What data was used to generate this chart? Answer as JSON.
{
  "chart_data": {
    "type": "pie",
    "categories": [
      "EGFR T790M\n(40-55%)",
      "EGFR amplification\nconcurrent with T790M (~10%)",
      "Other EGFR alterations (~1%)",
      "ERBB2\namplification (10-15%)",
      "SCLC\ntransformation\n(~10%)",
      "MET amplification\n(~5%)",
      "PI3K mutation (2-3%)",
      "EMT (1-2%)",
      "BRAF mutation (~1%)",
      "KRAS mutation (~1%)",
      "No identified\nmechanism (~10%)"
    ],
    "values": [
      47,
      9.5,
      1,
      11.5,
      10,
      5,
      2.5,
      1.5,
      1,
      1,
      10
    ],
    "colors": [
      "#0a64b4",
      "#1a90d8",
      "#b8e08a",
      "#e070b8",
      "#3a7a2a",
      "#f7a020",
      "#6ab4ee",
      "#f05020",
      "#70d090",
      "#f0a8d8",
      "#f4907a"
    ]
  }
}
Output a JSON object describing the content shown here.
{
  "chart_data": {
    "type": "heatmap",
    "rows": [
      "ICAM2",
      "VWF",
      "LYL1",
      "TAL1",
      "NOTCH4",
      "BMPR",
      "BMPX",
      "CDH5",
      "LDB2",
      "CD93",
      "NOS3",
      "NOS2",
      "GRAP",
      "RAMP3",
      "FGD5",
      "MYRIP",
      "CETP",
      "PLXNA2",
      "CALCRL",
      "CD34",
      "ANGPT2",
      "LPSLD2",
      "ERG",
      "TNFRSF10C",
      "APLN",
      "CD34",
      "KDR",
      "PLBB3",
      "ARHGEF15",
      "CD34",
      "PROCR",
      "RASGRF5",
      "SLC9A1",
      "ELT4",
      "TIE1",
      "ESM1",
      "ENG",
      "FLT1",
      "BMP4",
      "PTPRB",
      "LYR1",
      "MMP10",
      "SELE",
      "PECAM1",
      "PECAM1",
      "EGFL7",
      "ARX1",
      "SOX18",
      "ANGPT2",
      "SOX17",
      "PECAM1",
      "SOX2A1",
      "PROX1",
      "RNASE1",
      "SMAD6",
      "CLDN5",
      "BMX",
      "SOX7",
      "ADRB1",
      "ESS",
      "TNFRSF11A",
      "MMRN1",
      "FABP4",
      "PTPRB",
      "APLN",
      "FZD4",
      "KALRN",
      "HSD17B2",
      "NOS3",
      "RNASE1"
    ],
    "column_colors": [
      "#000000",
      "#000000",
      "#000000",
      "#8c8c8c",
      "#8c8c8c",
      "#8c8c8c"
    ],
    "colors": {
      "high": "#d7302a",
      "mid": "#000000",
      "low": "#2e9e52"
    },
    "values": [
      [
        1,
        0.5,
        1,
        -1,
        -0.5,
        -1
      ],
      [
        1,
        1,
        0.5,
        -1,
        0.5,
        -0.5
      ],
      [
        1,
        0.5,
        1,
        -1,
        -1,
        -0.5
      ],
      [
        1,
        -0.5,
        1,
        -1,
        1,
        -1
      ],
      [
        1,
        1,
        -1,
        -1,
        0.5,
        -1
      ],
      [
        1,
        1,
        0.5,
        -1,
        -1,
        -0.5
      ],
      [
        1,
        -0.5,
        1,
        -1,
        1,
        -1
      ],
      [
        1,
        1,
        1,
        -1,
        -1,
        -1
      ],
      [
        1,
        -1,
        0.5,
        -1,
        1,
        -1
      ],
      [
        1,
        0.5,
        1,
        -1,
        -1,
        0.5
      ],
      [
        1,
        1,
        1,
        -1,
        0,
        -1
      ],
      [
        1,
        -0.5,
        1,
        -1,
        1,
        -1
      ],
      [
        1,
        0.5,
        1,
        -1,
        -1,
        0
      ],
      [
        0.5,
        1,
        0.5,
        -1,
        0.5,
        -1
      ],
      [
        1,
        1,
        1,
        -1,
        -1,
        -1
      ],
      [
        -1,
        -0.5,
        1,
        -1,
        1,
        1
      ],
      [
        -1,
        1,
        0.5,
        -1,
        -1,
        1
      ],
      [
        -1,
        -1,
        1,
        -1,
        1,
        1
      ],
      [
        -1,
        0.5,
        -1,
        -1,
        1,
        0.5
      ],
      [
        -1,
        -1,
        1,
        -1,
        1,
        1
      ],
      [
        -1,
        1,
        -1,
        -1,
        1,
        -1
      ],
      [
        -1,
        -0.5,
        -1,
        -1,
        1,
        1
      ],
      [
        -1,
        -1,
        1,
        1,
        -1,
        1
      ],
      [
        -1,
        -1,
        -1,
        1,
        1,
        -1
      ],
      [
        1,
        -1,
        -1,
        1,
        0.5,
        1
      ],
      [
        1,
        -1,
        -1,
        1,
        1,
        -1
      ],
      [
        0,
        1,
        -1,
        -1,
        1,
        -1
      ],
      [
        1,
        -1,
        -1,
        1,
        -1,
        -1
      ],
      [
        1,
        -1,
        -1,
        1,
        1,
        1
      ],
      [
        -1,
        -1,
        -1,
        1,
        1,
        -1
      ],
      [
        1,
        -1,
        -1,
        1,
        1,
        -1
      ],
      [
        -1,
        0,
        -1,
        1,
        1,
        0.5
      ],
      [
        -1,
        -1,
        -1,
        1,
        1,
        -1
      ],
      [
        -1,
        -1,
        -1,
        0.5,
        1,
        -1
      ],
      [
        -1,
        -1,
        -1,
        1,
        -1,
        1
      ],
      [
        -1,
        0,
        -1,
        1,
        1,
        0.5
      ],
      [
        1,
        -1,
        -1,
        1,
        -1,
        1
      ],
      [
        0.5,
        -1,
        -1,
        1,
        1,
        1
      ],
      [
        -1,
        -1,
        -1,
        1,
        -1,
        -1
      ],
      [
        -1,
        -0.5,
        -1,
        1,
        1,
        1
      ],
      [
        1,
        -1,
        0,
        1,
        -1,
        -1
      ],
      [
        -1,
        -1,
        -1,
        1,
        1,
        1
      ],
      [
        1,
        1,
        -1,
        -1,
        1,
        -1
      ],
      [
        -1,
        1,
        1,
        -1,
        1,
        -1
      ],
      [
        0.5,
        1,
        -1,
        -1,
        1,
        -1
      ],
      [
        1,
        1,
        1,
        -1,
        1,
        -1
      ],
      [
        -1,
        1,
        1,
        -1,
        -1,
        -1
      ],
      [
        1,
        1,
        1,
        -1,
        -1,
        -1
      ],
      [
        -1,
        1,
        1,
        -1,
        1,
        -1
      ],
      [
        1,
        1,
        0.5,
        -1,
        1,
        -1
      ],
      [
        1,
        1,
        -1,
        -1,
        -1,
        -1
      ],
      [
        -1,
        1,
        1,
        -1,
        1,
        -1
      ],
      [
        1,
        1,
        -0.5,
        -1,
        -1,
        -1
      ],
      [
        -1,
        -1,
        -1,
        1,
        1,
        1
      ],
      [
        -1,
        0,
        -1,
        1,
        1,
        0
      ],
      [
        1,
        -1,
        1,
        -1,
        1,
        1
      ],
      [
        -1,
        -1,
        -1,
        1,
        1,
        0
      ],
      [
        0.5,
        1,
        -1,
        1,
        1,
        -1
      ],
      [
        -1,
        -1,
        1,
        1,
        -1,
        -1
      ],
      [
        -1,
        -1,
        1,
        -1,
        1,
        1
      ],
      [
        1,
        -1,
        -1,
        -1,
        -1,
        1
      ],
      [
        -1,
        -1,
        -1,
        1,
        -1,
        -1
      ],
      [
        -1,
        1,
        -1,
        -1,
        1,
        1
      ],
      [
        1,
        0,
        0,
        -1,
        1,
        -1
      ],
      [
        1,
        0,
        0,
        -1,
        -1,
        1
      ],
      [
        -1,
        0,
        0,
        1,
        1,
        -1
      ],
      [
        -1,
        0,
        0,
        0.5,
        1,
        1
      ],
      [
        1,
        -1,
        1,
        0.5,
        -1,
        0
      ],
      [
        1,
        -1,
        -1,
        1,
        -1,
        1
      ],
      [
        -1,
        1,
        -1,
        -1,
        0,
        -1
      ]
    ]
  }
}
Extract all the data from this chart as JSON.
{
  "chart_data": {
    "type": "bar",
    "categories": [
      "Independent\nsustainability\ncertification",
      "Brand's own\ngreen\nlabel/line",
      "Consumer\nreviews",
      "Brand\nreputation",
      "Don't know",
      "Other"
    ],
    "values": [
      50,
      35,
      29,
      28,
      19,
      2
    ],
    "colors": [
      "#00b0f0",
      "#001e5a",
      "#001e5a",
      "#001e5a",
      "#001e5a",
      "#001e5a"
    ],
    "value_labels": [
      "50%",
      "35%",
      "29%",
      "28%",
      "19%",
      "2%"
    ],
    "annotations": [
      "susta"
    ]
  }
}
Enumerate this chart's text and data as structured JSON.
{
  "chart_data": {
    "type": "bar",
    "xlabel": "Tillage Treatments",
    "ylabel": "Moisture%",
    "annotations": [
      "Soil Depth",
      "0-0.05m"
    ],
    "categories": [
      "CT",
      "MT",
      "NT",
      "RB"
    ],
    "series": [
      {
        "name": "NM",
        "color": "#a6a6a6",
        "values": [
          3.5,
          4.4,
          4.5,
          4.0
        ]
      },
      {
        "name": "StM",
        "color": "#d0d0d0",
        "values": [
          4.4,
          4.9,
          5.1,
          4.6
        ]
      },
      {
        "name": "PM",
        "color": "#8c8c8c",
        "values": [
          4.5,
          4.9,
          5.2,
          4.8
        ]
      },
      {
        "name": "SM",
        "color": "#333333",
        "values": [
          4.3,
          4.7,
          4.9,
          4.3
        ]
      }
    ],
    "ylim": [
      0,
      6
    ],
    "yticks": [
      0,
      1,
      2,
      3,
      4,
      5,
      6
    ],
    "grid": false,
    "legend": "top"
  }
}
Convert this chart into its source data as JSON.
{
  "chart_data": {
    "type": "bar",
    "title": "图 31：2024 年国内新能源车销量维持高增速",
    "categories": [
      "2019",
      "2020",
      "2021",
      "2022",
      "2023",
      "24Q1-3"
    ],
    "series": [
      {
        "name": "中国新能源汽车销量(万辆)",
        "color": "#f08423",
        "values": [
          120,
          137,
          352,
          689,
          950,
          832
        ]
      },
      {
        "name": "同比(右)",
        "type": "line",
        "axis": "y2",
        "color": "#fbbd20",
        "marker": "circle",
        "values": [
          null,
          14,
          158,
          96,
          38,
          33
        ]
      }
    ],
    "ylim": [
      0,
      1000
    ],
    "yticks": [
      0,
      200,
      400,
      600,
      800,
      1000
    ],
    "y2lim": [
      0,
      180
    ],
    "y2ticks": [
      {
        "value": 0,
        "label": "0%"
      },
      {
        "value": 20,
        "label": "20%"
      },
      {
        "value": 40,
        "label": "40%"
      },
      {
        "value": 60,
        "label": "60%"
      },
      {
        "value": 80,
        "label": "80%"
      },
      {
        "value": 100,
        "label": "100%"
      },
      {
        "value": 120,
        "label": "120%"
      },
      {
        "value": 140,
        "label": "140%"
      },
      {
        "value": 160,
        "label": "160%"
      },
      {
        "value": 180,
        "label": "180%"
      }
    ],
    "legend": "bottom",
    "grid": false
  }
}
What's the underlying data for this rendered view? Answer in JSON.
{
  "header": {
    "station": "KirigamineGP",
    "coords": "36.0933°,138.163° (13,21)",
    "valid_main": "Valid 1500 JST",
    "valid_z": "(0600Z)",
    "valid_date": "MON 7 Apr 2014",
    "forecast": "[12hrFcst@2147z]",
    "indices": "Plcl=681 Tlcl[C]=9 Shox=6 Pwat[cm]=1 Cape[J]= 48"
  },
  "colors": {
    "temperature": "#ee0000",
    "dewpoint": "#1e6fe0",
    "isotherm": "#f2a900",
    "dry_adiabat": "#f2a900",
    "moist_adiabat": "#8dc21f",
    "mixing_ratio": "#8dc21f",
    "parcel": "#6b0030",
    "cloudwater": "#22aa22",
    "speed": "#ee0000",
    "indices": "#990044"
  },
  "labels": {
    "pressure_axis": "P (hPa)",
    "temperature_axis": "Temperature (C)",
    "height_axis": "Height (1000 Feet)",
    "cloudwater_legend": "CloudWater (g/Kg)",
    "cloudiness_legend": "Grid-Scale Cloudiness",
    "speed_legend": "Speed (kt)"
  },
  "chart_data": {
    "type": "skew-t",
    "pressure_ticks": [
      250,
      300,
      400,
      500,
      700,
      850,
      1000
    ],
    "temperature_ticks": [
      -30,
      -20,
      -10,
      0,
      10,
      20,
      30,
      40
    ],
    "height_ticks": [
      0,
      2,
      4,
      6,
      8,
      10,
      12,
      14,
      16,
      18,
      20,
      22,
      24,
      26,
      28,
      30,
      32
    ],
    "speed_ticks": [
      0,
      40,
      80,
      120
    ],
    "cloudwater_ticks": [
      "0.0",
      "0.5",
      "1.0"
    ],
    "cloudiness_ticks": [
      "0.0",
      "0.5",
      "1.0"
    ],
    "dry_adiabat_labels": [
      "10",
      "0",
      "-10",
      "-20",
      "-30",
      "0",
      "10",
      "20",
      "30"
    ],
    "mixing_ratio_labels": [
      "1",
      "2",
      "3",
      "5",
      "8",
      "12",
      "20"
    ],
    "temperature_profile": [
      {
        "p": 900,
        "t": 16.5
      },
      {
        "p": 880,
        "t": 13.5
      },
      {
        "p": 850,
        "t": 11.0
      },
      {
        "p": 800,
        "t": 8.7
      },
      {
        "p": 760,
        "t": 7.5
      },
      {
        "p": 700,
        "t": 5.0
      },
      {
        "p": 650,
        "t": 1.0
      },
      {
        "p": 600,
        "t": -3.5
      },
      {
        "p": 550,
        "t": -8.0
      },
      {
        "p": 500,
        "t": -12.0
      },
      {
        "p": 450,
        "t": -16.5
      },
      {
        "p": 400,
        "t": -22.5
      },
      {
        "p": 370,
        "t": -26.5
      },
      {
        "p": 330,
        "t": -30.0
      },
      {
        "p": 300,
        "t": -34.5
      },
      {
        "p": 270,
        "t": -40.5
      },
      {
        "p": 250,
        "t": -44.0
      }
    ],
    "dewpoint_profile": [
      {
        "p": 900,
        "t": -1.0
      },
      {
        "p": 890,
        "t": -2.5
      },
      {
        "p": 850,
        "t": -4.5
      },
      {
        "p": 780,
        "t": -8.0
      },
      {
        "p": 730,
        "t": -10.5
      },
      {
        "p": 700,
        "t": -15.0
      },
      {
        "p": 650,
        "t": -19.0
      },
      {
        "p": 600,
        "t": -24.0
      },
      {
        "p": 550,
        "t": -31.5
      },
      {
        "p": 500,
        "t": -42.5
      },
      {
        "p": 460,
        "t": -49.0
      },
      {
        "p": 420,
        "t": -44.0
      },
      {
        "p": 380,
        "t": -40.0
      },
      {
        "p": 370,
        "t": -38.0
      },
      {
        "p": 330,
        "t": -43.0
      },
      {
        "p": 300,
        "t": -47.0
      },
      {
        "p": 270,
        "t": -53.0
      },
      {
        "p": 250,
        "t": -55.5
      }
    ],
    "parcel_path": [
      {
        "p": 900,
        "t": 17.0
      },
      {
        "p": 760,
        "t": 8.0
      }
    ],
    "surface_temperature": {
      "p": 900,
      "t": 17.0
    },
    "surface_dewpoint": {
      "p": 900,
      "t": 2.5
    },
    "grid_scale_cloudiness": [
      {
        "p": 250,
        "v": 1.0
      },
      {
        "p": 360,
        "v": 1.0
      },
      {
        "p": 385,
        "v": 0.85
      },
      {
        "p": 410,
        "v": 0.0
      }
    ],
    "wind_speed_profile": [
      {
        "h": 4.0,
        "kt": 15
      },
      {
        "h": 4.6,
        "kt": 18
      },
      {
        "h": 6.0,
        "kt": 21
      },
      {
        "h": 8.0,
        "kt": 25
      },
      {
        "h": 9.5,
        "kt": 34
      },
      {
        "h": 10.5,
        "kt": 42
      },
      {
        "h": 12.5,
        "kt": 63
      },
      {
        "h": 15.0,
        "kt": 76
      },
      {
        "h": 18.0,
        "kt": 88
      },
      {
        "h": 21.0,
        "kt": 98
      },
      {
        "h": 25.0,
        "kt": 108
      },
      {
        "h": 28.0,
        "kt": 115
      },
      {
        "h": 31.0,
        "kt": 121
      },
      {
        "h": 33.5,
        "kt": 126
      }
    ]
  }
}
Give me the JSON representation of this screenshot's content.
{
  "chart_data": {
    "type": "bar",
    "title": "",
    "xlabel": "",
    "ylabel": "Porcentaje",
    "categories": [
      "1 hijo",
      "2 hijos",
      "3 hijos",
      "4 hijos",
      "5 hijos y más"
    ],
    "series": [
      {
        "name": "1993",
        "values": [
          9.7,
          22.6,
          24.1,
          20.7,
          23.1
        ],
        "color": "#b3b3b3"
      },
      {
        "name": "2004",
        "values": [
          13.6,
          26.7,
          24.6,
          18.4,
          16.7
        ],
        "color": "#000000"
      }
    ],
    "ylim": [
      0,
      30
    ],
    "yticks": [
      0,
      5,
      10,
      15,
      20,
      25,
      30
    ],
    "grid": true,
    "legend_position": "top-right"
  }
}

- _EXERCISE GOAL_: Print exactly the lines from the one with "Give me the" through the end of the data, inclusive.

- _SOLUTION BELOW_:
Give me the JSON representation of this screenshot's content.
{
  "chart_data": {
    "type": "bar",
    "title": "",
    "xlabel": "",
    "ylabel": "Porcentaje",
    "categories": [
      "1 hijo",
      "2 hijos",
      "3 hijos",
      "4 hijos",
      "5 hijos y más"
    ],
    "series": [
      {
        "name": "1993",
        "values": [
          9.7,
          22.6,
          24.1,
          20.7,
          23.1
        ],
        "color": "#b3b3b3"
      },
      {
        "name": "2004",
        "values": [
          13.6,
          26.7,
          24.6,
          18.4,
          16.7
        ],
        "color": "#000000"
      }
    ],
    "ylim": [
      0,
      30
    ],
    "yticks": [
      0,
      5,
      10,
      15,
      20,
      25,
      30
    ],
    "grid": true,
    "legend_position": "top-right"
  }
}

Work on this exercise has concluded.